Stated goal
Where the data below has the string "from", return the whole line.

Raw records
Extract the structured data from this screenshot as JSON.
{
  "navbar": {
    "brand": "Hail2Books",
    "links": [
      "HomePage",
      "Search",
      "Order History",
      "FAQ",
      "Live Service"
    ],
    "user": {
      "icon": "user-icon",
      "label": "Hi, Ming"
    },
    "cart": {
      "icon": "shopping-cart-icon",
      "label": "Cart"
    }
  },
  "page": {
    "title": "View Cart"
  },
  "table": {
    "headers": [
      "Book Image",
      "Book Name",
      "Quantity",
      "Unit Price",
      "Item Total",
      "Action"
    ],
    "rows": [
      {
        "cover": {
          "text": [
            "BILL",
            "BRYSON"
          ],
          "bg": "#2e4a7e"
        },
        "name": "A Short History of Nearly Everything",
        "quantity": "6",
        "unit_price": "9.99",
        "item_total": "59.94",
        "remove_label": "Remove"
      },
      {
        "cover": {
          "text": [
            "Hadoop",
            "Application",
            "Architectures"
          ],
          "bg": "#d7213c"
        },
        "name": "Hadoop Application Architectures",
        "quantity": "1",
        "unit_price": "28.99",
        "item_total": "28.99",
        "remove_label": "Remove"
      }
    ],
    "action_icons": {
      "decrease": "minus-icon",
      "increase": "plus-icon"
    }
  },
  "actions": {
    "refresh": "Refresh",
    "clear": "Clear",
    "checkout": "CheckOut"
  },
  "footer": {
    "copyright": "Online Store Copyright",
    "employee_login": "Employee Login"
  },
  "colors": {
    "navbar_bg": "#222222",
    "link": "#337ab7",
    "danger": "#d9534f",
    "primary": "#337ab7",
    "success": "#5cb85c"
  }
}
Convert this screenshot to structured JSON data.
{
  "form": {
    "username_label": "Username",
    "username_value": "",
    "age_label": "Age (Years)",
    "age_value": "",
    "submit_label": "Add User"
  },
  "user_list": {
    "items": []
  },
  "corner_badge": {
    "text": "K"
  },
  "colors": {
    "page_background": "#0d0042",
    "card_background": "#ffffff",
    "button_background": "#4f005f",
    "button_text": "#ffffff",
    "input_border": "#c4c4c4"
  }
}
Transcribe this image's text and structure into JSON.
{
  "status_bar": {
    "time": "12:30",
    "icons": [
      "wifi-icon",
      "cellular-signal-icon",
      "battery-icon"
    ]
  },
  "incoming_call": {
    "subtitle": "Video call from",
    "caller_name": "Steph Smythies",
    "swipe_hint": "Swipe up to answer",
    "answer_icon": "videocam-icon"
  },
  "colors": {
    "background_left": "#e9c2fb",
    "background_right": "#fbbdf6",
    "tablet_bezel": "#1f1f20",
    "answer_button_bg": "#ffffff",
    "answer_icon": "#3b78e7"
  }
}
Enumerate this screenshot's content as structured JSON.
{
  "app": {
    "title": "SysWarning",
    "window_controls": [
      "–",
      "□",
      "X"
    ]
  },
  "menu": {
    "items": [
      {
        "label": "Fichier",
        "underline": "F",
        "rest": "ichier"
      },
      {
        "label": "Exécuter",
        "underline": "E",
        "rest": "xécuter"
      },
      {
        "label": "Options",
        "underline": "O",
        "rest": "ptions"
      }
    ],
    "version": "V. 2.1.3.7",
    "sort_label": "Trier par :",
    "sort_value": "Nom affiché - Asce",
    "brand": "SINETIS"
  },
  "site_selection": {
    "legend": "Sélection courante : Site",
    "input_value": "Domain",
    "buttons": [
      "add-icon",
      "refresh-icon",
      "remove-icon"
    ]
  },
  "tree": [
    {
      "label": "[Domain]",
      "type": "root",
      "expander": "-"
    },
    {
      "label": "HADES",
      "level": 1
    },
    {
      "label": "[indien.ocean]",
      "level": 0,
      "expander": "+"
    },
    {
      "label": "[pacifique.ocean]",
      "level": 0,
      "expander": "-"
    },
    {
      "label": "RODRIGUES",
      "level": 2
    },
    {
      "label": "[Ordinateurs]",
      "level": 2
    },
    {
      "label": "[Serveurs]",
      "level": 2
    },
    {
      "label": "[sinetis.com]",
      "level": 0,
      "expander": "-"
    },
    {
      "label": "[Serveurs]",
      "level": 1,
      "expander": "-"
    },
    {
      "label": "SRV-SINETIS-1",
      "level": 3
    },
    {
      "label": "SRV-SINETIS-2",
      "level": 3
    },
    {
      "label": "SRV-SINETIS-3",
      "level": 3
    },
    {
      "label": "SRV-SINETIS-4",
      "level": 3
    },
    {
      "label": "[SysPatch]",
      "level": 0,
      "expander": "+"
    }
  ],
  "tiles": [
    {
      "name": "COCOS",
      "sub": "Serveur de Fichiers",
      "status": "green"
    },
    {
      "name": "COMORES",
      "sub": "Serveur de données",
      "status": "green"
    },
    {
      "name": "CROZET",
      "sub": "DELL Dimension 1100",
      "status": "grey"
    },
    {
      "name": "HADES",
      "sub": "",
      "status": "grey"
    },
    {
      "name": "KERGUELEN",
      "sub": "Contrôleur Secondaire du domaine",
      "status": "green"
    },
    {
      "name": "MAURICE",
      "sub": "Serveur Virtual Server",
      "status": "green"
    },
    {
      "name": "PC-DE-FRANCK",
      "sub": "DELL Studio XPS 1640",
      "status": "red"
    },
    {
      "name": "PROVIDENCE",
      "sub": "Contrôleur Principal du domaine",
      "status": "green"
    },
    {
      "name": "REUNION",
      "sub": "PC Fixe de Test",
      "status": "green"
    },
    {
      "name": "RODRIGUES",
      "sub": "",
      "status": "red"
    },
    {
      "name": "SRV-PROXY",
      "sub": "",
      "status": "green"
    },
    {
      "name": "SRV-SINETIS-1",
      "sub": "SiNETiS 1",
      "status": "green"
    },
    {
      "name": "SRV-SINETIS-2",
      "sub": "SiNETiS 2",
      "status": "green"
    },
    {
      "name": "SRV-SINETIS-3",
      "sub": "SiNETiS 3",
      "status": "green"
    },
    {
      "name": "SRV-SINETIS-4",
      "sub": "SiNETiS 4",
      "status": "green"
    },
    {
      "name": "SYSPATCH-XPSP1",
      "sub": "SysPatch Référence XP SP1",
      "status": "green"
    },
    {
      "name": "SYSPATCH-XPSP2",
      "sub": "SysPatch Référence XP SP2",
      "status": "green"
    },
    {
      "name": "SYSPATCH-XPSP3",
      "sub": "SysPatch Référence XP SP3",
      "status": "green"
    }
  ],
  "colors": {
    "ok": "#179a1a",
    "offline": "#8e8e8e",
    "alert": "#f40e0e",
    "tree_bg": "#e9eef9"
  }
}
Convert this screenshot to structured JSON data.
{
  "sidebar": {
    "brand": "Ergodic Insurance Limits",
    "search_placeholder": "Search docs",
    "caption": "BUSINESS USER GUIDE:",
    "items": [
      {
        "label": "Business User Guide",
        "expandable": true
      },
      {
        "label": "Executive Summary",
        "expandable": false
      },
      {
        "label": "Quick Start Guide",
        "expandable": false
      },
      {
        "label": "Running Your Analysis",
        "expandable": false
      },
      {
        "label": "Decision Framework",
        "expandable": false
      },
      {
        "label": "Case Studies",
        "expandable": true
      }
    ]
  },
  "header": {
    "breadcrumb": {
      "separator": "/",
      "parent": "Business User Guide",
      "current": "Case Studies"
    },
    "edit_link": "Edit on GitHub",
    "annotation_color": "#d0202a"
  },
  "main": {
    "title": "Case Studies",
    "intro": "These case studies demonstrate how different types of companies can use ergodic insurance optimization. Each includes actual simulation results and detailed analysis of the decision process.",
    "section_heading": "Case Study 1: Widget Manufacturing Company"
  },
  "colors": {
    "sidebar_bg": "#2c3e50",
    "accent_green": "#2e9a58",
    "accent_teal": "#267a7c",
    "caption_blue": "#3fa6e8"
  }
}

Final result
Extract the structured data from this screenshot as JSON.
    "subtitle": "Video call from",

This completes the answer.